→ **DATASET ENTRIES**:
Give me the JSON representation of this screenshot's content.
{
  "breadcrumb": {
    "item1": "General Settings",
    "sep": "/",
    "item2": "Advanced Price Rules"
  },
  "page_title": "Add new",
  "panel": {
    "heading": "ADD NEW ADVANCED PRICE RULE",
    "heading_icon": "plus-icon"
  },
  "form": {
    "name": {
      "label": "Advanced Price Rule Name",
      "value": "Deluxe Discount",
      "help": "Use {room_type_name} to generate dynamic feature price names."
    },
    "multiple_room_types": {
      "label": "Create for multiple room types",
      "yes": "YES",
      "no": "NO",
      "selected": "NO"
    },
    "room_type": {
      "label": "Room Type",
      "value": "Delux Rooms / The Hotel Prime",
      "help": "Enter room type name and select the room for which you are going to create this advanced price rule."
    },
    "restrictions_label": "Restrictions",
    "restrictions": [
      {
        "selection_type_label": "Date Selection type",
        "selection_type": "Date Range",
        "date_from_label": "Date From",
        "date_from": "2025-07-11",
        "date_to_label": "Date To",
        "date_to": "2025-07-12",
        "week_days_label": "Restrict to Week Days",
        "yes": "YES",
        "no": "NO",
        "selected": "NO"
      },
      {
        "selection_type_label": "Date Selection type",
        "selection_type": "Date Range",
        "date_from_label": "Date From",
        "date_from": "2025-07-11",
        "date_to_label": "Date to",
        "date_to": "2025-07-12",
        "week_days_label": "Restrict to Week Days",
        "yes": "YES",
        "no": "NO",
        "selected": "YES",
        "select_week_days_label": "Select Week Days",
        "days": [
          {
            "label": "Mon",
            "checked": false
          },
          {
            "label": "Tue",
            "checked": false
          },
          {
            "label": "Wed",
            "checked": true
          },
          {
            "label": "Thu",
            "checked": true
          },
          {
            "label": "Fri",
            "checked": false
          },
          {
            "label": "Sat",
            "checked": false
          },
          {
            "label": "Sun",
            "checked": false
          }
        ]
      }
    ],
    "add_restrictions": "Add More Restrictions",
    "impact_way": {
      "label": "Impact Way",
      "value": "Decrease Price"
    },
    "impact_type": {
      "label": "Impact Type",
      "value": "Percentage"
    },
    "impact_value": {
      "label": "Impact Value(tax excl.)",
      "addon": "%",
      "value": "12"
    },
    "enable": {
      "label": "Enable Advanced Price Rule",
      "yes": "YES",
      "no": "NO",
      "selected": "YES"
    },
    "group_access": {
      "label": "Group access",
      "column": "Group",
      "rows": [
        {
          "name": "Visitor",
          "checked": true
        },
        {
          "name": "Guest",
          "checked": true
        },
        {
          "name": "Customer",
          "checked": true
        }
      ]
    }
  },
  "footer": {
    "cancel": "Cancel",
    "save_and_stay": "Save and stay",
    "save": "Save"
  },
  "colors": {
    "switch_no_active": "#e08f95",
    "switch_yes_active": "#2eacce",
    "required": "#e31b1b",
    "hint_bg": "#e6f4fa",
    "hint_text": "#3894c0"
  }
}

→ **GOAL**: Copy out every line from the data above that has "help" in it.

→ **RESULT**:
      "help": "Use {room_type_name} to generate dynamic feature price names."
      "help": "Enter room type name and select the room for which you are going to create this advanced price rule."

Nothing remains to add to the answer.